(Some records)
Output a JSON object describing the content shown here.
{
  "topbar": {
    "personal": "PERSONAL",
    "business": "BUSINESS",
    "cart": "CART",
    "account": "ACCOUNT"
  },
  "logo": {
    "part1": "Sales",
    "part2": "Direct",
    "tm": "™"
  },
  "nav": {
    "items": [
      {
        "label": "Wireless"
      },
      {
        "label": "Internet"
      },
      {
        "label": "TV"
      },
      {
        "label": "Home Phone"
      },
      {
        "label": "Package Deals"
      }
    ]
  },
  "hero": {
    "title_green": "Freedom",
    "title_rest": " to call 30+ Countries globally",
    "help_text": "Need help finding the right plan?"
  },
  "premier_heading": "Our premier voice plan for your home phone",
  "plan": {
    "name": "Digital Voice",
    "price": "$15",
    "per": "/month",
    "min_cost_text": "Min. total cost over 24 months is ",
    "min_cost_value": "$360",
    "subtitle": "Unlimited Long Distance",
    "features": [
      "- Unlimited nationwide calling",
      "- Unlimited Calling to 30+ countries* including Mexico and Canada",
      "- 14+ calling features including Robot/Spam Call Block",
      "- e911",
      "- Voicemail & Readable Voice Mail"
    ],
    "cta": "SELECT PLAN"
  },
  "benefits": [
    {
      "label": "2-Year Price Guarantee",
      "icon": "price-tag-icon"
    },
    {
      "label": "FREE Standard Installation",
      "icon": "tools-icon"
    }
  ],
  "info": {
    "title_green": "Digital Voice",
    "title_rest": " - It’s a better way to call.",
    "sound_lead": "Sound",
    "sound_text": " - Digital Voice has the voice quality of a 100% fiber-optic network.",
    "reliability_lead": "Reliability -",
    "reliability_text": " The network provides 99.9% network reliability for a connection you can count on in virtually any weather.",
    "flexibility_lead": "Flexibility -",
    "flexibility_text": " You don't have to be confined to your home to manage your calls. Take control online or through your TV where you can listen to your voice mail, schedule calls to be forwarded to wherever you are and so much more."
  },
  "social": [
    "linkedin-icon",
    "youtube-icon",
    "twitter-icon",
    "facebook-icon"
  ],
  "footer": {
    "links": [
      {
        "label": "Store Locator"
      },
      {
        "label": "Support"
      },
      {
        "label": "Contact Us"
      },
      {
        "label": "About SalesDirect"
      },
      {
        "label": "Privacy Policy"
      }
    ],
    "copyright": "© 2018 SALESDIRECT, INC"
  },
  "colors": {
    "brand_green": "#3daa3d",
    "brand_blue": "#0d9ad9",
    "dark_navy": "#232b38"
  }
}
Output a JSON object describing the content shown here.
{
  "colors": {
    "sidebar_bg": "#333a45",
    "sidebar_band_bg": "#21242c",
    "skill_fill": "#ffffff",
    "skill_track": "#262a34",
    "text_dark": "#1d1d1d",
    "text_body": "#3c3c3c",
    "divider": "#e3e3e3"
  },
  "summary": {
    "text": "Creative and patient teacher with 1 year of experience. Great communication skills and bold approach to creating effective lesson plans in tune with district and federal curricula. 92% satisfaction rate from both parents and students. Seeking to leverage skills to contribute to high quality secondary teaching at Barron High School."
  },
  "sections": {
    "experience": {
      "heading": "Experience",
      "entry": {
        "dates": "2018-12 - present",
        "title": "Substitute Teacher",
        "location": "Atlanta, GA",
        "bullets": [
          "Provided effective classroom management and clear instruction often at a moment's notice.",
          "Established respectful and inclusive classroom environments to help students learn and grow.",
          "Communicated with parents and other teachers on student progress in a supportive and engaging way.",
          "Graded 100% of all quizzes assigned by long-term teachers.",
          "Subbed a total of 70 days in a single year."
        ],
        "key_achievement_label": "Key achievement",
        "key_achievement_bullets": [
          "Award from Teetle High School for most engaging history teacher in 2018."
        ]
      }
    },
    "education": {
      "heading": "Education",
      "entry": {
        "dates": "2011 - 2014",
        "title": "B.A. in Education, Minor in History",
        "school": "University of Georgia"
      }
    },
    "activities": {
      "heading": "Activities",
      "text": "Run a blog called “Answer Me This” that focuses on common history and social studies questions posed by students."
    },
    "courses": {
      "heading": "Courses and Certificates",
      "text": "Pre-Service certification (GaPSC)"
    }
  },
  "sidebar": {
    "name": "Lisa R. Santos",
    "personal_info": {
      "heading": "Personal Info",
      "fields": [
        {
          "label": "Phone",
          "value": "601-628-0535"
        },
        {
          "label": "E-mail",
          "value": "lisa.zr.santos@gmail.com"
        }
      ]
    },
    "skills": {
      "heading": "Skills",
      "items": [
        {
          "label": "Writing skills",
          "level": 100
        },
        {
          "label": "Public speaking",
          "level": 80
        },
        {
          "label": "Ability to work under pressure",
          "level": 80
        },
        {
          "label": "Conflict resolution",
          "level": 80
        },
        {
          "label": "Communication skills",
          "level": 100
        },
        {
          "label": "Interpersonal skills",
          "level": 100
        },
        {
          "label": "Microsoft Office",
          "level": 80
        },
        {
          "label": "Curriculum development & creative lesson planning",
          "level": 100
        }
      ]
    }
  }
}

- [What is asked] Search the entries for the string "with" and collect each line that has it.

- [Finished task]
    "text": "Creative and patient teacher with 1 year of experience. Great communication skills and bold approach to creating effective lesson plans in tune with district and federal curricula. 92% satisfaction rate from both parents and students. Seeking to leverage skills to contribute to high quality secondary teaching at Barron High School."
          "Communicated with parents and other teachers on student progress in a supportive and engaging way.",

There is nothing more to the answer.